_What is required_: Every entry should be repeated exactly. Omit the pictures.

_Provided records_:
.....
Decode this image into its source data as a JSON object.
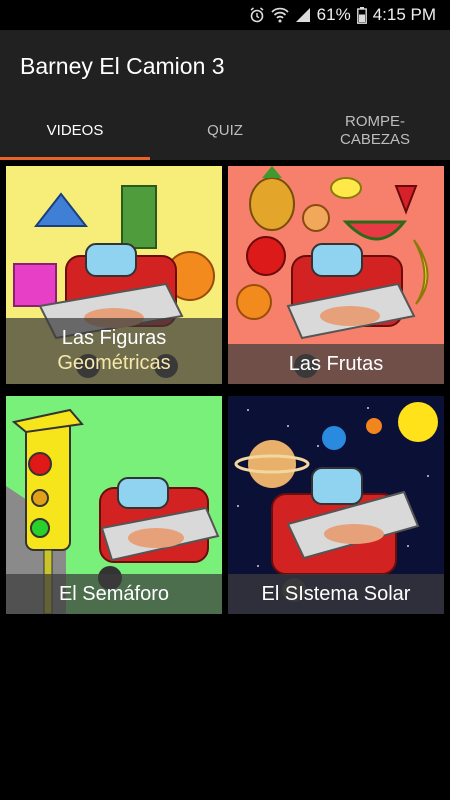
{
  "status": {
    "battery": "61%",
    "time": "4:15 PM"
  },
  "app": {
    "title": "Barney El Camion 3"
  },
  "tabs": [
    {
      "label": "VIDEOS",
      "active": true
    },
    {
      "label": "QUIZ",
      "active": false
    },
    {
      "label": "ROMPE-\nCABEZAS",
      "active": false
    }
  ],
  "cards": [
    {
      "line1": "Las Figuras",
      "line2": "Geométricas",
      "bg": "#f6ee78"
    },
    {
      "line1": "Las Frutas",
      "bg": "#f7806c"
    },
    {
      "line1": "El Semáforo",
      "bg": "#78f07a"
    },
    {
      "line1": "El SIstema Solar",
      "bg": "#0b1036"
    }
  ],
  "colors": {
    "accent": "#e8622a",
    "bar": "#212121"
  }
}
.....
_Answer for this exercise_:
Decode this image into its source data as a JSON object.
{
  "status": {
    "battery": "61%",
    "time": "4:15 PM"
  },
  "app": {
    "title": "Barney El Camion 3"
  },
  "tabs": [
    {
      "label": "VIDEOS",
      "active": true
    },
    {
      "label": "QUIZ",
      "active": false
    },
    {
      "label": "ROMPE-\nCABEZAS",
      "active": false
    }
  ],
  "cards": [
    {
      "line1": "Las Figuras",
      "line2": "Geométricas",
      "bg": "#f6ee78"
    },
    {
      "line1": "Las Frutas",
      "bg": "#f7806c"
    },
    {
      "line1": "El Semáforo",
      "bg": "#78f07a"
    },
    {
      "line1": "El SIstema Solar",
      "bg": "#0b1036"
    }
  ],
  "colors": {
    "accent": "#e8622a",
    "bar": "#212121"
  }
}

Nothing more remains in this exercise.